→ Given problem:
From the material below, list every line containing "this".

Dataset records

================================

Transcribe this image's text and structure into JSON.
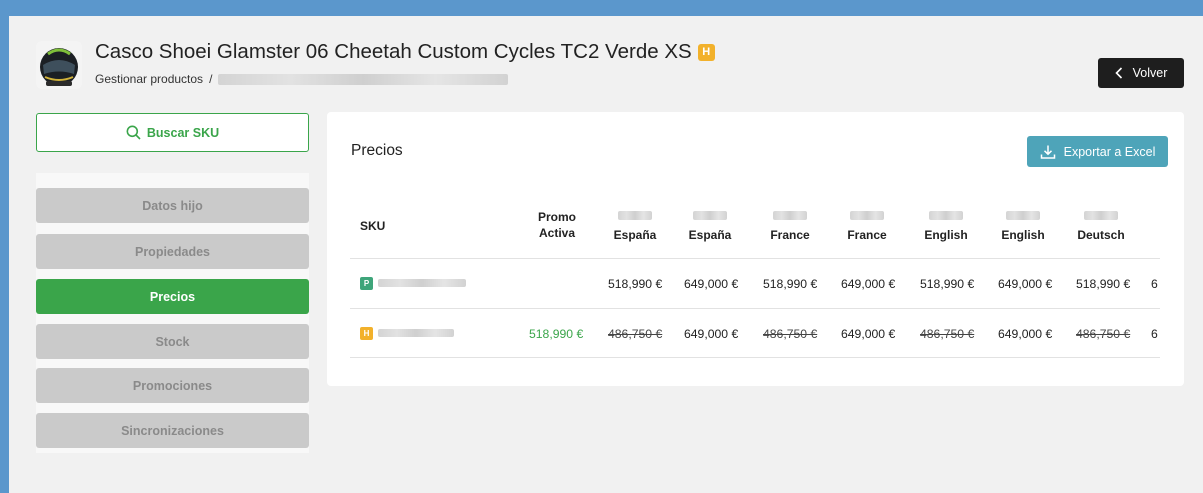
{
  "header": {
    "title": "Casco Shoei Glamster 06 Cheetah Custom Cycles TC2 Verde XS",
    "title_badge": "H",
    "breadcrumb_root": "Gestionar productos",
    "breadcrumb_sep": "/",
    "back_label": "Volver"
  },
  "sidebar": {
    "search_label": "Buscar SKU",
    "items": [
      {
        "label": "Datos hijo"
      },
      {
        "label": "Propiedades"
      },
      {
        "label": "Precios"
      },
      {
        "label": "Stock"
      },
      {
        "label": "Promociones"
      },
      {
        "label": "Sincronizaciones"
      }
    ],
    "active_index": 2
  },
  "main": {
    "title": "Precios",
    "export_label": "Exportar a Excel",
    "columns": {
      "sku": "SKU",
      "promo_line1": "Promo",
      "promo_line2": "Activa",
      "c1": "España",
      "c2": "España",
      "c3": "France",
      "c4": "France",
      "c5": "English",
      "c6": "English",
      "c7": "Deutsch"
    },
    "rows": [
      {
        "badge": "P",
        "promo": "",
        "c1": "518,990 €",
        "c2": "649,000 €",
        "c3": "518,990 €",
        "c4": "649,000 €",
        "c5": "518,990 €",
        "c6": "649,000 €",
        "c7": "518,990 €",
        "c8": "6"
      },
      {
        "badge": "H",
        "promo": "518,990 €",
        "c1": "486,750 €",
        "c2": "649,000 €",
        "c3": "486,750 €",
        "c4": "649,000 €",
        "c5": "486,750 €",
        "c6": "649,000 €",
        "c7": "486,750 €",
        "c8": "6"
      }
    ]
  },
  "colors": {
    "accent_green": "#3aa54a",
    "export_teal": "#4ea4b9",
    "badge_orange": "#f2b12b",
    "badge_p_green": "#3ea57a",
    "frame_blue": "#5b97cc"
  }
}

================================

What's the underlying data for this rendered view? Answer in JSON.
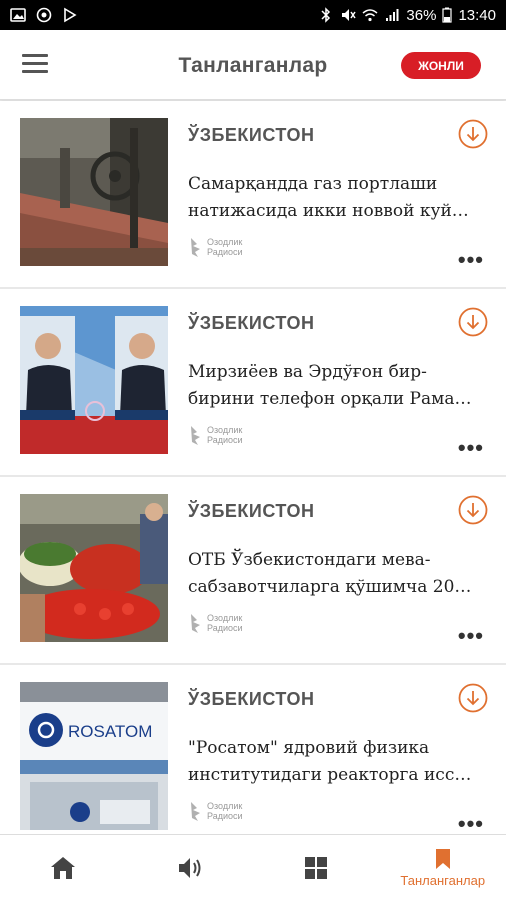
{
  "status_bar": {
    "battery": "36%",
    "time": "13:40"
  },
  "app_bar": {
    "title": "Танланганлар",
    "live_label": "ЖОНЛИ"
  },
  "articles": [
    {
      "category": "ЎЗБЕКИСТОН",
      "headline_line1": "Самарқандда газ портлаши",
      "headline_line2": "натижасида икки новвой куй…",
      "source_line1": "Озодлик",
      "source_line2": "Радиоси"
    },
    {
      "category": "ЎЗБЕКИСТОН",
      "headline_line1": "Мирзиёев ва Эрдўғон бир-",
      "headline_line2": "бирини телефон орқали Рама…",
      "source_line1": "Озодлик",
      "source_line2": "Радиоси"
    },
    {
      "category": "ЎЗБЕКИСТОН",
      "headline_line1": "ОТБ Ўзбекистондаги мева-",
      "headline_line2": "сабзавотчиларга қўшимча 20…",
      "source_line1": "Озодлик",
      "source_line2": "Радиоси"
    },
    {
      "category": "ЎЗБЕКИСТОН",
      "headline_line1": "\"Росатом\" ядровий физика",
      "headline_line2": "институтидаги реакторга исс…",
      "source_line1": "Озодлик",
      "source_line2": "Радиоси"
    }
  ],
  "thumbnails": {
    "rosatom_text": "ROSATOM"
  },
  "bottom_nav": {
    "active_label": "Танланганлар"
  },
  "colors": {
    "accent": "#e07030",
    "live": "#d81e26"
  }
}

================================

→ Complete output:
Transcribe this image's text and structure into JSON.
What's the underlying data for this rendered view? Answer in JSON.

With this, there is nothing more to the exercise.